◆ AIM OF THE EXERCISE
Only lines with the string "помощи" matter here; gather them from the material below.

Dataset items
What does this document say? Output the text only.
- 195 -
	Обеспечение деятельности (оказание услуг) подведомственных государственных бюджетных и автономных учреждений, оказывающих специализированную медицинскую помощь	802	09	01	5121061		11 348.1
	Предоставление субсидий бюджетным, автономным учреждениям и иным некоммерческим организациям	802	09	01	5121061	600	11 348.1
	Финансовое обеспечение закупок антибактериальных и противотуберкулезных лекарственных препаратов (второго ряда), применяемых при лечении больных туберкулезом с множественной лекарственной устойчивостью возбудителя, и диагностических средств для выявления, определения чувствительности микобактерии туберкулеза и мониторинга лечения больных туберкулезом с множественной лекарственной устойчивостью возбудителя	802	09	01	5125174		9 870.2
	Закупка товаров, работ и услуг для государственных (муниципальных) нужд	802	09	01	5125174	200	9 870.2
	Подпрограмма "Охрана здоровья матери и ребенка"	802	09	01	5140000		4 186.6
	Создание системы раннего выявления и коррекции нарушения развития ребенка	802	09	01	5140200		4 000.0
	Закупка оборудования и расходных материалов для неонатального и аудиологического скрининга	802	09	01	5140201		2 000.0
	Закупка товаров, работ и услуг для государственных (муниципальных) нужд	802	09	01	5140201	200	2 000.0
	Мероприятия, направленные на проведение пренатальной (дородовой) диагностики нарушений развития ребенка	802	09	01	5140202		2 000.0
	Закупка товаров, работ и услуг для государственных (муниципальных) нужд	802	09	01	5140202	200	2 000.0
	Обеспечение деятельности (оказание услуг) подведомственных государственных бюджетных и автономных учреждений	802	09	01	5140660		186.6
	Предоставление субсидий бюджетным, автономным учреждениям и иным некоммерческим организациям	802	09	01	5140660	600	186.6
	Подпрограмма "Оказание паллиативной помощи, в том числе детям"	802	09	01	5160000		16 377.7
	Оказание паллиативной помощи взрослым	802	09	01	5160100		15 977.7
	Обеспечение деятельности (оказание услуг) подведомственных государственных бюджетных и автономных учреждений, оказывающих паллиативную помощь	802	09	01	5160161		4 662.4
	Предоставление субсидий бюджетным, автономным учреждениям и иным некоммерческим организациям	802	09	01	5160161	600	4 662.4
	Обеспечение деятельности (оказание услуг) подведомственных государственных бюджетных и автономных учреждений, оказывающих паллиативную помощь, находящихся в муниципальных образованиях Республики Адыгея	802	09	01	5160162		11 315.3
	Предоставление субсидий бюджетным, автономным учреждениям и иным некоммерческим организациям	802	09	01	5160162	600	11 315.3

◆ OUTPUT BELOW
	Подпрограмма "Оказание паллиативной помощи, в том числе детям"	802	09	01	5160000		16 377.7
	Оказание паллиативной помощи взрослым	802	09	01	5160100		15 977.7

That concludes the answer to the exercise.